Copy out each line of the material below with no changes.

Excerpts from a figure dataset:
__________________________________________________

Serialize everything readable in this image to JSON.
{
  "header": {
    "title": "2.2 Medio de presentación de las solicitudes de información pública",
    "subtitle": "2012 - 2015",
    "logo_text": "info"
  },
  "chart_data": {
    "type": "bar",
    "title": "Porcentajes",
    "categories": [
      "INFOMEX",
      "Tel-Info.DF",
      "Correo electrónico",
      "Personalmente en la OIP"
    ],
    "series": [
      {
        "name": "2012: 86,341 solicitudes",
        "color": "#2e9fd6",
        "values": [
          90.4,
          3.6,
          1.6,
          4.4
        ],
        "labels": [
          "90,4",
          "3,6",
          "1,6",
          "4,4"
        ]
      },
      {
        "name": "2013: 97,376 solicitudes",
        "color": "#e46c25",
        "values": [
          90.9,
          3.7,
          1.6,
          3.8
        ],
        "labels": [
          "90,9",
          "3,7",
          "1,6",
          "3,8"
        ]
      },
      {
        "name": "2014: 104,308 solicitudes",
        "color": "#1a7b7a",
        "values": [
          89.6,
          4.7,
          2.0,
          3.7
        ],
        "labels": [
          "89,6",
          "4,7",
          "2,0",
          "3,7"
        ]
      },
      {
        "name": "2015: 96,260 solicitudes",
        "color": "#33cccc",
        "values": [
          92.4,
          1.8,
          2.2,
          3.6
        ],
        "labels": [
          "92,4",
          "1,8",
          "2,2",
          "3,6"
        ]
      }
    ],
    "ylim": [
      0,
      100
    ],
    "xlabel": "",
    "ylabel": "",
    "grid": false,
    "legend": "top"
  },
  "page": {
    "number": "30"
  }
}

__________________________________________________

## [Result of the exercise]
Serialize everything readable in this image to JSON.
{
  "header": {
    "title": "2.2 Medio de presentación de las solicitudes de información pública",
    "subtitle": "2012 - 2015",
    "logo_text": "info"
  },
  "chart_data": {
    "type": "bar",
    "title": "Porcentajes",
    "categories": [
      "INFOMEX",
      "Tel-Info.DF",
      "Correo electrónico",
      "Personalmente en la OIP"
    ],
    "series": [
      {
        "name": "2012: 86,341 solicitudes",
        "color": "#2e9fd6",
        "values": [
          90.4,
          3.6,
          1.6,
          4.4
        ],
        "labels": [
          "90,4",
          "3,6",
          "1,6",
          "4,4"
        ]
      },
      {
        "name": "2013: 97,376 solicitudes",
        "color": "#e46c25",
        "values": [
          90.9,
          3.7,
          1.6,
          3.8
        ],
        "labels": [
          "90,9",
          "3,7",
          "1,6",
          "3,8"
        ]
      },
      {
        "name": "2014: 104,308 solicitudes",
        "color": "#1a7b7a",
        "values": [
          89.6,
          4.7,
          2.0,
          3.7
        ],
        "labels": [
          "89,6",
          "4,7",
          "2,0",
          "3,7"
        ]
      },
      {
        "name": "2015: 96,260 solicitudes",
        "color": "#33cccc",
        "values": [
          92.4,
          1.8,
          2.2,
          3.6
        ],
        "labels": [
          "92,4",
          "1,8",
          "2,2",
          "3,6"
        ]
      }
    ],
    "ylim": [
      0,
      100
    ],
    "xlabel": "",
    "ylabel": "",
    "grid": false,
    "legend": "top"
  },
  "page": {
    "number": "30"
  }
}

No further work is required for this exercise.